> **WHAT IS REQUIRED**
Output all lines exactly, with nothing added or dropped.

> **INPUT DATA**
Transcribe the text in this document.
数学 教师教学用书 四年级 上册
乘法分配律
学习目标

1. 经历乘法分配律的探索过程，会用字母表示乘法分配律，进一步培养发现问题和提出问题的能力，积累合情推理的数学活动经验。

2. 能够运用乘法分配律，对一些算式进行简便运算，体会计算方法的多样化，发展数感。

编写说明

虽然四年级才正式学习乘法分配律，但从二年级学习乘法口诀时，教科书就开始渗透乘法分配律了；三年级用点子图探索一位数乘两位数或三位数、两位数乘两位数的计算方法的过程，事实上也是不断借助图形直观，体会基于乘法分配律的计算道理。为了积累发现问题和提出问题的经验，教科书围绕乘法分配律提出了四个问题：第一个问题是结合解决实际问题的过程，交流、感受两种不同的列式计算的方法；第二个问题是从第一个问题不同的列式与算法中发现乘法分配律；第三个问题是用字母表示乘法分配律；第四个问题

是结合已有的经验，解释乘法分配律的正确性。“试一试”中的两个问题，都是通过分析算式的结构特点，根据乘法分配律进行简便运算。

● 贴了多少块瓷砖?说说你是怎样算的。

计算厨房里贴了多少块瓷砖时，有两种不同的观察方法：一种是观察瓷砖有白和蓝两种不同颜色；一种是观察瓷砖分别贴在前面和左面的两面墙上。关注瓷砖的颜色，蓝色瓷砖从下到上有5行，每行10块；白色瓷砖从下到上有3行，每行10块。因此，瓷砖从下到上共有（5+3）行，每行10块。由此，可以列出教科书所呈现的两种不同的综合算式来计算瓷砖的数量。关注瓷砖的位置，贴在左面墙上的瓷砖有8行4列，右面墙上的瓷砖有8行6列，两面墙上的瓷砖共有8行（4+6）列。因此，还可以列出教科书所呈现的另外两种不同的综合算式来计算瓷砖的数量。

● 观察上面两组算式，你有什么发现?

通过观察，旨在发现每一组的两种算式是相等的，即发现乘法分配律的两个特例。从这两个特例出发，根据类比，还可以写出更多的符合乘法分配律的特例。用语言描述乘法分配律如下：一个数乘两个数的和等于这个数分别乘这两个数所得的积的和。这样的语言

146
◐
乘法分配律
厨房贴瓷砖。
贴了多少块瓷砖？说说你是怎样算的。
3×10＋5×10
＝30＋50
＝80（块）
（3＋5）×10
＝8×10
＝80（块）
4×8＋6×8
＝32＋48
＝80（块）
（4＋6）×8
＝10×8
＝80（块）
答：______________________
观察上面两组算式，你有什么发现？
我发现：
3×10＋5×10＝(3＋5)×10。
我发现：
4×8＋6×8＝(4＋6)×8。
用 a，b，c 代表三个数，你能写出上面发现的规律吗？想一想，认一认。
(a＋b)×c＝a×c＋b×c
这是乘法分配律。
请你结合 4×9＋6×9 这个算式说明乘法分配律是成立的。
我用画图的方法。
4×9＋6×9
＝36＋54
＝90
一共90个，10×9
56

> **RESULT FOR THIS EXERCISE**
Transcribe the text in this document.
数学 教师教学用书 四年级 上册
乘法分配律
学习目标

1. 经历乘法分配律的探索过程，会用字母表示乘法分配律，进一步培养发现问题和提出问题的能力，积累合情推理的数学活动经验。

2. 能够运用乘法分配律，对一些算式进行简便运算，体会计算方法的多样化，发展数感。

编写说明

虽然四年级才正式学习乘法分配律，但从二年级学习乘法口诀时，教科书就开始渗透乘法分配律了；三年级用点子图探索一位数乘两位数或三位数、两位数乘两位数的计算方法的过程，事实上也是不断借助图形直观，体会基于乘法分配律的计算道理。为了积累发现问题和提出问题的经验，教科书围绕乘法分配律提出了四个问题：第一个问题是结合解决实际问题的过程，交流、感受两种不同的列式计算的方法；第二个问题是从第一个问题不同的列式与算法中发现乘法分配律；第三个问题是用字母表示乘法分配律；第四个问题

是结合已有的经验，解释乘法分配律的正确性。“试一试”中的两个问题，都是通过分析算式的结构特点，根据乘法分配律进行简便运算。

● 贴了多少块瓷砖?说说你是怎样算的。

计算厨房里贴了多少块瓷砖时，有两种不同的观察方法：一种是观察瓷砖有白和蓝两种不同颜色；一种是观察瓷砖分别贴在前面和左面的两面墙上。关注瓷砖的颜色，蓝色瓷砖从下到上有5行，每行10块；白色瓷砖从下到上有3行，每行10块。因此，瓷砖从下到上共有（5+3）行，每行10块。由此，可以列出教科书所呈现的两种不同的综合算式来计算瓷砖的数量。关注瓷砖的位置，贴在左面墙上的瓷砖有8行4列，右面墙上的瓷砖有8行6列，两面墙上的瓷砖共有8行（4+6）列。因此，还可以列出教科书所呈现的另外两种不同的综合算式来计算瓷砖的数量。

● 观察上面两组算式，你有什么发现?

通过观察，旨在发现每一组的两种算式是相等的，即发现乘法分配律的两个特例。从这两个特例出发，根据类比，还可以写出更多的符合乘法分配律的特例。用语言描述乘法分配律如下：一个数乘两个数的和等于这个数分别乘这两个数所得的积的和。这样的语言

146
◐
乘法分配律
厨房贴瓷砖。
贴了多少块瓷砖？说说你是怎样算的。
3×10＋5×10
＝30＋50
＝80（块）
（3＋5）×10
＝8×10
＝80（块）
4×8＋6×8
＝32＋48
＝80（块）
（4＋6）×8
＝10×8
＝80（块）
答：______________________
观察上面两组算式，你有什么发现？
我发现：
3×10＋5×10＝(3＋5)×10。
我发现：
4×8＋6×8＝(4＋6)×8。
用 a，b，c 代表三个数，你能写出上面发现的规律吗？想一想，认一认。
(a＋b)×c＝a×c＋b×c
这是乘法分配律。
请你结合 4×9＋6×9 这个算式说明乘法分配律是成立的。
我用画图的方法。
4×9＋6×9
＝36＋54
＝90
一共90个，10×9
56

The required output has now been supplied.